Exercise instructions
Copy every line of the material below word for word.
[start of Listing]
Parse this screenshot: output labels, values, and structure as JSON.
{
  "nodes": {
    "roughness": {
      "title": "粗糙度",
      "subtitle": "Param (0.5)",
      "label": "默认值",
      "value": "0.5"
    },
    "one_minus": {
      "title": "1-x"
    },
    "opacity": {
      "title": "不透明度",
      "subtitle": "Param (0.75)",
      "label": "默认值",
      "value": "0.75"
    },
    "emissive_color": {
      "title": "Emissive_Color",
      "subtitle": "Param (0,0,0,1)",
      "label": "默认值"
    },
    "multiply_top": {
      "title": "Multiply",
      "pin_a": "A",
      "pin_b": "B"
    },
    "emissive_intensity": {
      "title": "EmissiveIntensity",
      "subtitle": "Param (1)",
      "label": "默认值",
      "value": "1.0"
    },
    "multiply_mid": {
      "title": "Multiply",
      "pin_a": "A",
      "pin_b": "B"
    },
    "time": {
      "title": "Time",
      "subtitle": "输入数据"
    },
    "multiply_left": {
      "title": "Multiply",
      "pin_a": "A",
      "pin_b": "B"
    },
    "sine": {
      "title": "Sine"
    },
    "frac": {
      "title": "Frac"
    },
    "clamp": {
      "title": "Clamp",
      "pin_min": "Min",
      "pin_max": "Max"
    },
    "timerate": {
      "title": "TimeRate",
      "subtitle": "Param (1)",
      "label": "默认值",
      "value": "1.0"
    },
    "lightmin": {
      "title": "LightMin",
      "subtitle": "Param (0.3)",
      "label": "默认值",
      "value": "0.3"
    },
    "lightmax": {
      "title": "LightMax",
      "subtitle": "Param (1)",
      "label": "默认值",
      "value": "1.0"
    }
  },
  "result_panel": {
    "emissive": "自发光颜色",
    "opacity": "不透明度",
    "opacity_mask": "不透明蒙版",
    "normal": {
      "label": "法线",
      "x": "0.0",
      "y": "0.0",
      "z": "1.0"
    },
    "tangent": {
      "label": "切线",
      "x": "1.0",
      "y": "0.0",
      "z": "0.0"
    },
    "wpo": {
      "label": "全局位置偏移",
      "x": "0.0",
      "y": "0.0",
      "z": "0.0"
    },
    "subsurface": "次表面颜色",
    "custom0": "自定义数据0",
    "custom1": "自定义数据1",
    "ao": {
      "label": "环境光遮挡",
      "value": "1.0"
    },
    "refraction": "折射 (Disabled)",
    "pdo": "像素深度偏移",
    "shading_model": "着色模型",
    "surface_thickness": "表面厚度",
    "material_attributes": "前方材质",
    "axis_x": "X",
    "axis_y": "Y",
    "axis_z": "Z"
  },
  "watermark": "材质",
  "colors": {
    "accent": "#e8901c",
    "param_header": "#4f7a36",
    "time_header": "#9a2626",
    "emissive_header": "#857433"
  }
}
[end of Listing]
Response to this task
Parse this screenshot: output labels, values, and structure as JSON.
{
  "nodes": {
    "roughness": {
      "title": "粗糙度",
      "subtitle": "Param (0.5)",
      "label": "默认值",
      "value": "0.5"
    },
    "one_minus": {
      "title": "1-x"
    },
    "opacity": {
      "title": "不透明度",
      "subtitle": "Param (0.75)",
      "label": "默认值",
      "value": "0.75"
    },
    "emissive_color": {
      "title": "Emissive_Color",
      "subtitle": "Param (0,0,0,1)",
      "label": "默认值"
    },
    "multiply_top": {
      "title": "Multiply",
      "pin_a": "A",
      "pin_b": "B"
    },
    "emissive_intensity": {
      "title": "EmissiveIntensity",
      "subtitle": "Param (1)",
      "label": "默认值",
      "value": "1.0"
    },
    "multiply_mid": {
      "title": "Multiply",
      "pin_a": "A",
      "pin_b": "B"
    },
    "time": {
      "title": "Time",
      "subtitle": "输入数据"
    },
    "multiply_left": {
      "title": "Multiply",
      "pin_a": "A",
      "pin_b": "B"
    },
    "sine": {
      "title": "Sine"
    },
    "frac": {
      "title": "Frac"
    },
    "clamp": {
      "title": "Clamp",
      "pin_min": "Min",
      "pin_max": "Max"
    },
    "timerate": {
      "title": "TimeRate",
      "subtitle": "Param (1)",
      "label": "默认值",
      "value": "1.0"
    },
    "lightmin": {
      "title": "LightMin",
      "subtitle": "Param (0.3)",
      "label": "默认值",
      "value": "0.3"
    },
    "lightmax": {
      "title": "LightMax",
      "subtitle": "Param (1)",
      "label": "默认值",
      "value": "1.0"
    }
  },
  "result_panel": {
    "emissive": "自发光颜色",
    "opacity": "不透明度",
    "opacity_mask": "不透明蒙版",
    "normal": {
      "label": "法线",
      "x": "0.0",
      "y": "0.0",
      "z": "1.0"
    },
    "tangent": {
      "label": "切线",
      "x": "1.0",
      "y": "0.0",
      "z": "0.0"
    },
    "wpo": {
      "label": "全局位置偏移",
      "x": "0.0",
      "y": "0.0",
      "z": "0.0"
    },
    "subsurface": "次表面颜色",
    "custom0": "自定义数据0",
    "custom1": "自定义数据1",
    "ao": {
      "label": "环境光遮挡",
      "value": "1.0"
    },
    "refraction": "折射 (Disabled)",
    "pdo": "像素深度偏移",
    "shading_model": "着色模型",
    "surface_thickness": "表面厚度",
    "material_attributes": "前方材质",
    "axis_x": "X",
    "axis_y": "Y",
    "axis_z": "Z"
  },
  "watermark": "材质",
  "colors": {
    "accent": "#e8901c",
    "param_header": "#4f7a36",
    "time_header": "#9a2626",
    "emissive_header": "#857433"
  }
}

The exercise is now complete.